-- START --

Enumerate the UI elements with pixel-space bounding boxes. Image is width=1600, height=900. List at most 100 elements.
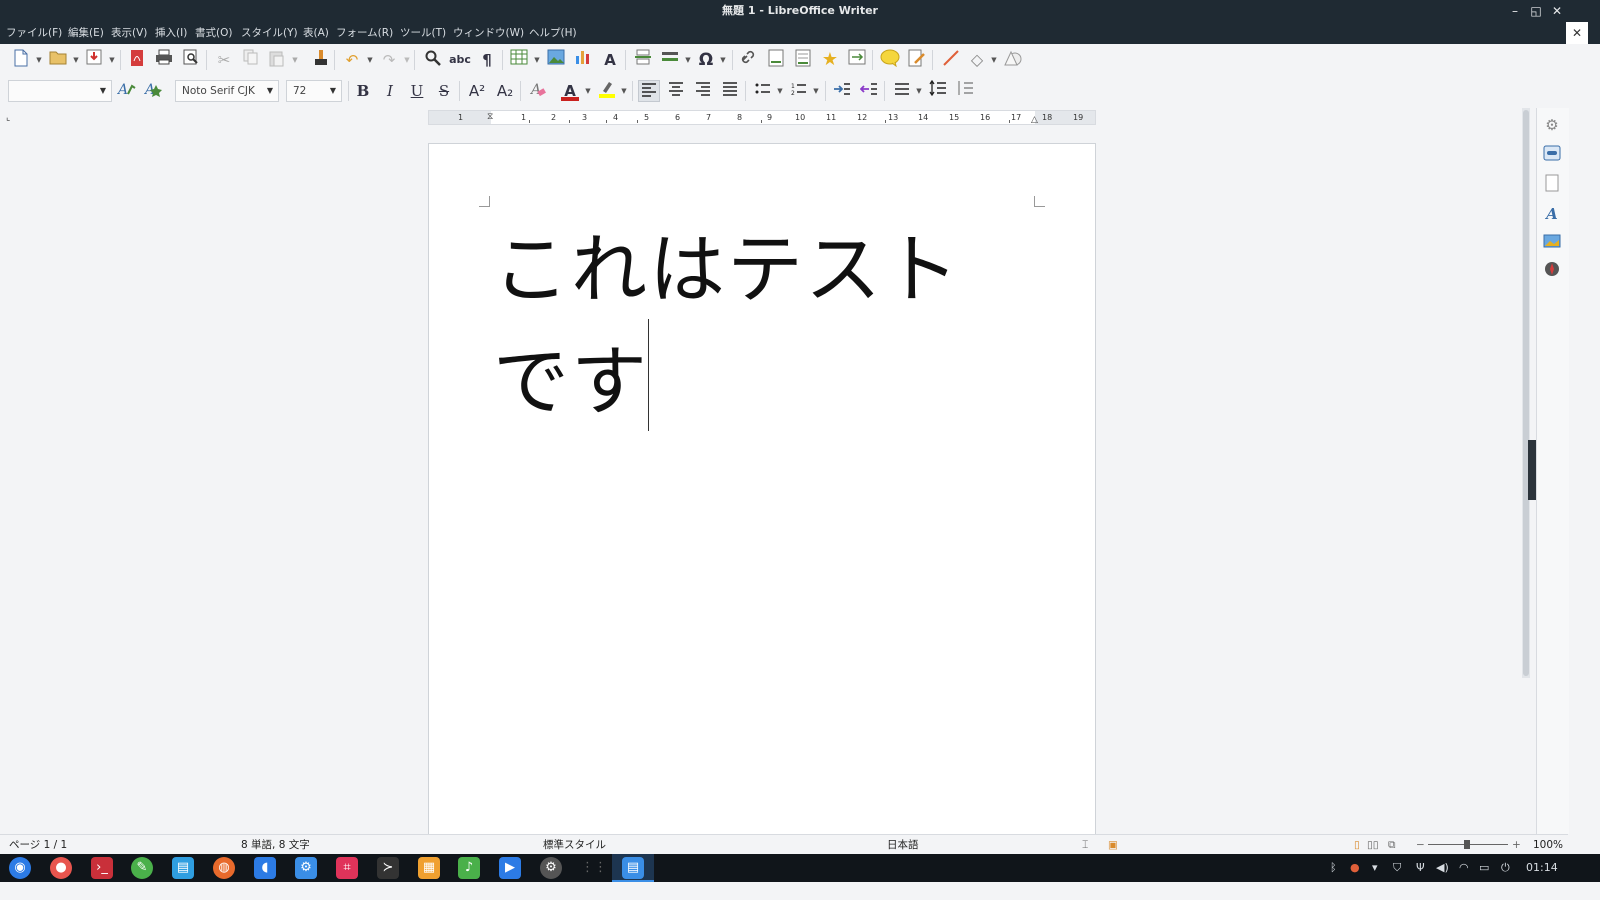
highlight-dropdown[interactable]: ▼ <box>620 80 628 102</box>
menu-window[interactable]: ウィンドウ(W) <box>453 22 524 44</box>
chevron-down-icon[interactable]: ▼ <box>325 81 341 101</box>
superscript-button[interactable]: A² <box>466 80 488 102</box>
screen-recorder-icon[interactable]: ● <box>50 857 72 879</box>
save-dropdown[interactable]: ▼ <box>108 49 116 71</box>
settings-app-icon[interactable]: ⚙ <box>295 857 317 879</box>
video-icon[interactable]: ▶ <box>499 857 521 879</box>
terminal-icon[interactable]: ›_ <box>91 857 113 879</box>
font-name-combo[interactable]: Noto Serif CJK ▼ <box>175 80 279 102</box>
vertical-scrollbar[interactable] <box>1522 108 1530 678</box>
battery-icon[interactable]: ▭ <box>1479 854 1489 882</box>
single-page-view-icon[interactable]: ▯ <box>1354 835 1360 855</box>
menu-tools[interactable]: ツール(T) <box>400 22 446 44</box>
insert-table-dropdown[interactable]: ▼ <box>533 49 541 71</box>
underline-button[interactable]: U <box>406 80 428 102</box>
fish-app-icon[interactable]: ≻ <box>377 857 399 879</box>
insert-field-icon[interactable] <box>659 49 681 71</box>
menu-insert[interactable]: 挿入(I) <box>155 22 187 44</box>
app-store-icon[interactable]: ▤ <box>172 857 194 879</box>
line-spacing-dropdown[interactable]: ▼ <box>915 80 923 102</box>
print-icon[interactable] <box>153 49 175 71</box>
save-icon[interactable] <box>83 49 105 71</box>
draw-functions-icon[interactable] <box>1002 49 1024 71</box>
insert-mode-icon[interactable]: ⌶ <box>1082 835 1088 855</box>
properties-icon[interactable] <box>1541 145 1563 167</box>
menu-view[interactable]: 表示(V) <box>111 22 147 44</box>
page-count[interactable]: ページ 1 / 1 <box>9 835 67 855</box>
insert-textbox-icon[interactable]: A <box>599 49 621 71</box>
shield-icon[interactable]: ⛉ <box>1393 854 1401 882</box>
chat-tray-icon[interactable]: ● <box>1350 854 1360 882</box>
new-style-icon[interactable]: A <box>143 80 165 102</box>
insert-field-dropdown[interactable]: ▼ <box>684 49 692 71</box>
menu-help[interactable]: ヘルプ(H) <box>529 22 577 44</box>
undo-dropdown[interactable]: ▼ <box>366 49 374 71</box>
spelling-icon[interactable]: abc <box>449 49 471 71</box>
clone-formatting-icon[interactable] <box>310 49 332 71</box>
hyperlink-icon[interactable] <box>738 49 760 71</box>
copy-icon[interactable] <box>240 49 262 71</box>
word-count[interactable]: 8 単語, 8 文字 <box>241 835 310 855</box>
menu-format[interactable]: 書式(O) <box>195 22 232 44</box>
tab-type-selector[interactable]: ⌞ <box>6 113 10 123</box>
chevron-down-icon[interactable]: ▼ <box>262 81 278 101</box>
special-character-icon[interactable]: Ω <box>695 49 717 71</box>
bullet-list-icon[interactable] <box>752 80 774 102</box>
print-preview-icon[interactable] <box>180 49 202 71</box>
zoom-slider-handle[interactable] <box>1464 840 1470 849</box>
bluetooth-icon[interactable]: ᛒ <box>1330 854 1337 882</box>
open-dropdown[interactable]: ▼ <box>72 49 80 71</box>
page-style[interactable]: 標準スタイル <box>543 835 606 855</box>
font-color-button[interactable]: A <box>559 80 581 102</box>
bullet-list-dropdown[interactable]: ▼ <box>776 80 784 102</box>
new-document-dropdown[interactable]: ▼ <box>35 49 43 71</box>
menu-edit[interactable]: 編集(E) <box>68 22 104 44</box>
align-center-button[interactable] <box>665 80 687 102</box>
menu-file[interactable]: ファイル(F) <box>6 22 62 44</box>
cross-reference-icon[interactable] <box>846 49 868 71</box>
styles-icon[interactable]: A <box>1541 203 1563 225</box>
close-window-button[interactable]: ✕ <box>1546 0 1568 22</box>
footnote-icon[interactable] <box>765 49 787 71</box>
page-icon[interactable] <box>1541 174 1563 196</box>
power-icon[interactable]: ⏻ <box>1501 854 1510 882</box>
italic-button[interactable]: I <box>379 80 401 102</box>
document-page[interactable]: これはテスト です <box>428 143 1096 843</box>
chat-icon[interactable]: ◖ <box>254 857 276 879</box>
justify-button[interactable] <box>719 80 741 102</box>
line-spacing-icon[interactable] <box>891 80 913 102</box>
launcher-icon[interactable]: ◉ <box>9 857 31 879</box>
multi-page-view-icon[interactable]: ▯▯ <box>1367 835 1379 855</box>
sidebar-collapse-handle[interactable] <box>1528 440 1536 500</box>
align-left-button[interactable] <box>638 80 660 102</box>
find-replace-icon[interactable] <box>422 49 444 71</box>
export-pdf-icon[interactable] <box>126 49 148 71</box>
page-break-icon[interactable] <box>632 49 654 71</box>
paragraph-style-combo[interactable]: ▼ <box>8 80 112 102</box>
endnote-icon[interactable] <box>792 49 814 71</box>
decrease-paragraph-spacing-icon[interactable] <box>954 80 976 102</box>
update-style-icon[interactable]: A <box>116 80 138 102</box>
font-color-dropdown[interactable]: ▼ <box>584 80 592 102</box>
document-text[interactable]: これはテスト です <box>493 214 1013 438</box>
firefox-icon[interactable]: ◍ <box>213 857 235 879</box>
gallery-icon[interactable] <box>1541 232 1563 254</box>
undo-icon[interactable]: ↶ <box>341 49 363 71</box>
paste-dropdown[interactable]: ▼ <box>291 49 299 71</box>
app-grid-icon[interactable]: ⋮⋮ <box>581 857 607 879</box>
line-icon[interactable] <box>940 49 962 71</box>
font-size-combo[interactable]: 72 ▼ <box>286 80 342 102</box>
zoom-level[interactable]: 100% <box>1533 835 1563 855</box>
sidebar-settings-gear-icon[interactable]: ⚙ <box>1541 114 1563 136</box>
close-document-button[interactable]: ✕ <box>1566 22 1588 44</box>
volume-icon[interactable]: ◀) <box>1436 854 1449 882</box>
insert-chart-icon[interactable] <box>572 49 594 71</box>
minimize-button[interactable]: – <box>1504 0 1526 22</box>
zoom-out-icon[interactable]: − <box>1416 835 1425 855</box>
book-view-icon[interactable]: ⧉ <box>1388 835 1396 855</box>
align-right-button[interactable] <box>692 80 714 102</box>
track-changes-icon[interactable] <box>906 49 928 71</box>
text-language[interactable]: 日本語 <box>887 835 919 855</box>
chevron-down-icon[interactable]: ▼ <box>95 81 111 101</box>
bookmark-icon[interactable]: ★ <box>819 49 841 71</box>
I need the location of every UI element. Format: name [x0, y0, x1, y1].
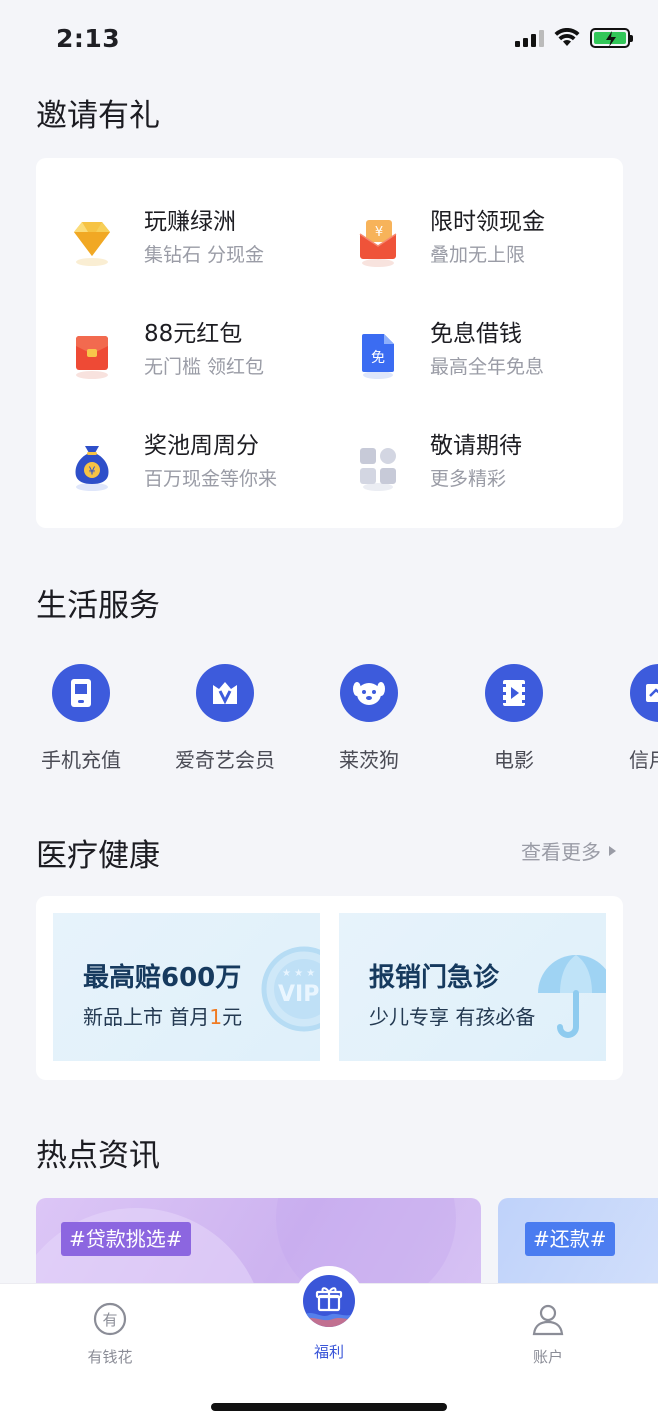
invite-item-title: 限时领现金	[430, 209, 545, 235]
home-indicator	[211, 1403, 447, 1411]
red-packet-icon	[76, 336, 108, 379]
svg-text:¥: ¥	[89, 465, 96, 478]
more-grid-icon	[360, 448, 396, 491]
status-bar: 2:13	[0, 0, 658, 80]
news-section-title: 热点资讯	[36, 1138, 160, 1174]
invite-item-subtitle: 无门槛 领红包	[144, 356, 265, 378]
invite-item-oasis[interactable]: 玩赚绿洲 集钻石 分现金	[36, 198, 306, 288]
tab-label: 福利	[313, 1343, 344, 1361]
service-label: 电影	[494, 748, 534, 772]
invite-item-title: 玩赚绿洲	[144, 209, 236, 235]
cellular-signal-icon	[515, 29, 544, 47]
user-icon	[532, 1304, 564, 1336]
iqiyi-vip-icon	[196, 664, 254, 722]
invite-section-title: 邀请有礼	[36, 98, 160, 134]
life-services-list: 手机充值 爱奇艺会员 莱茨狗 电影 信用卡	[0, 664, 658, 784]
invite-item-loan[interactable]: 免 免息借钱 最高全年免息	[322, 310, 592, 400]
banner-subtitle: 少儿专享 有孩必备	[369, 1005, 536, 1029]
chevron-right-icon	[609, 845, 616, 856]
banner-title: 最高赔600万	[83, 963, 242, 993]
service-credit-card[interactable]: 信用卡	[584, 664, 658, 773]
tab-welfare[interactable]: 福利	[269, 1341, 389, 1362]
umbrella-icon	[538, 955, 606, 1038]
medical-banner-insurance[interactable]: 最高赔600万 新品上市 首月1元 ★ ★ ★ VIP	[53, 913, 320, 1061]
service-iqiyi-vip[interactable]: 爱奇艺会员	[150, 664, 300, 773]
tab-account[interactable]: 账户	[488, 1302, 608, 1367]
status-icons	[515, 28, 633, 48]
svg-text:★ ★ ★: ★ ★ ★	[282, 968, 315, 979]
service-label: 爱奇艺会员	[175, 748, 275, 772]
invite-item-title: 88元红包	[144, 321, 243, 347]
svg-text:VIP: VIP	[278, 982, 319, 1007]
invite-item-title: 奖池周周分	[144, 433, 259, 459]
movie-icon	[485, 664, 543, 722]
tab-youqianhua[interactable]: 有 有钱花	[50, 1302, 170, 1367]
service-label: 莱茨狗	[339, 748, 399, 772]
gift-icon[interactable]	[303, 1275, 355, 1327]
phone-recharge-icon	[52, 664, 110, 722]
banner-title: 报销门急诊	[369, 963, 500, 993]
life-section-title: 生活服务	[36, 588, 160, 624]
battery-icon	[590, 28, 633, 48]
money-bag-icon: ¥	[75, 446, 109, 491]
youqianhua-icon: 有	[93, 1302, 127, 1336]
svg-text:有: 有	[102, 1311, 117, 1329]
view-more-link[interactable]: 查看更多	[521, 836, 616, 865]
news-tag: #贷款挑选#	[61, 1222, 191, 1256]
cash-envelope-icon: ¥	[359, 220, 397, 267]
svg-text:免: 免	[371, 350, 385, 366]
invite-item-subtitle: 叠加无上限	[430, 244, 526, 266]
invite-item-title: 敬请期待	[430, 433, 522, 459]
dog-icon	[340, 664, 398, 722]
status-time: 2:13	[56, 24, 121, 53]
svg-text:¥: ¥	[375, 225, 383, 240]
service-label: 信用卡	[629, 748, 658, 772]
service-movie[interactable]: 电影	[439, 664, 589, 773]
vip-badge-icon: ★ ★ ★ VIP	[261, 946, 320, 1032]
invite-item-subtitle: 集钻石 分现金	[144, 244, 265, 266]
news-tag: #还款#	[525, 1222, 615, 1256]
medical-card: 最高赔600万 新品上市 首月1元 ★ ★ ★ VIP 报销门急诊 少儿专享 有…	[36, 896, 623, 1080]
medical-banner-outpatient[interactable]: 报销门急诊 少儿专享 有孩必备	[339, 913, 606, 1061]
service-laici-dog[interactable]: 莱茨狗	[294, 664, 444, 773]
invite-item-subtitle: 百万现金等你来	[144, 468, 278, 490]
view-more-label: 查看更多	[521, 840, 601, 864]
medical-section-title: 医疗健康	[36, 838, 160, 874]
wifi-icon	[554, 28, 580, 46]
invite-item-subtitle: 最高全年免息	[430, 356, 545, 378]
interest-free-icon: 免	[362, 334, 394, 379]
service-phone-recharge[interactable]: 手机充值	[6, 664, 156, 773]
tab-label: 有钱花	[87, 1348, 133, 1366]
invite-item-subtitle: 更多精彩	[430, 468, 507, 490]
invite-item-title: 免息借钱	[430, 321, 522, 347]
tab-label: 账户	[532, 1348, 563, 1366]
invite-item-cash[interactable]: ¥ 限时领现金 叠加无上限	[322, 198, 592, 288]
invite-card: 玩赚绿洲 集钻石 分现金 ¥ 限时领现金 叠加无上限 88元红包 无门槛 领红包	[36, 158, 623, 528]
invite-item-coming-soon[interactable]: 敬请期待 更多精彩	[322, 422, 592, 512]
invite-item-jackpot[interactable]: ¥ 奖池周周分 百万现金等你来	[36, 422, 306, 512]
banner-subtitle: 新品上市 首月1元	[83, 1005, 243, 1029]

-- END --

* **Objective**
Copy out the rows again exactly, covering the stretch from the line containing "209, 545, 235]" through the line containing "98, 160, 134]", with both of those lines included.

* **Full answer**
invite-item-title: 限时领现金	[430, 209, 545, 235]
home-indicator	[211, 1403, 447, 1411]
red-packet-icon	[76, 336, 108, 379]
svg-text:¥: ¥	[89, 465, 96, 478]
more-grid-icon	[360, 448, 396, 491]
status-bar: 2:13	[0, 0, 658, 80]
news-section-title: 热点资讯	[36, 1138, 160, 1174]
invite-item-subtitle: 无门槛 领红包	[144, 356, 265, 378]
invite-item-oasis[interactable]: 玩赚绿洲 集钻石 分现金	[36, 198, 306, 288]
tab-label: 福利	[313, 1343, 344, 1361]
service-label: 电影	[494, 748, 534, 772]
invite-item-title: 玩赚绿洲	[144, 209, 236, 235]
cellular-signal-icon	[515, 29, 544, 47]
user-icon	[532, 1304, 564, 1336]
iqiyi-vip-icon	[196, 664, 254, 722]
invite-section-title: 邀请有礼	[36, 98, 160, 134]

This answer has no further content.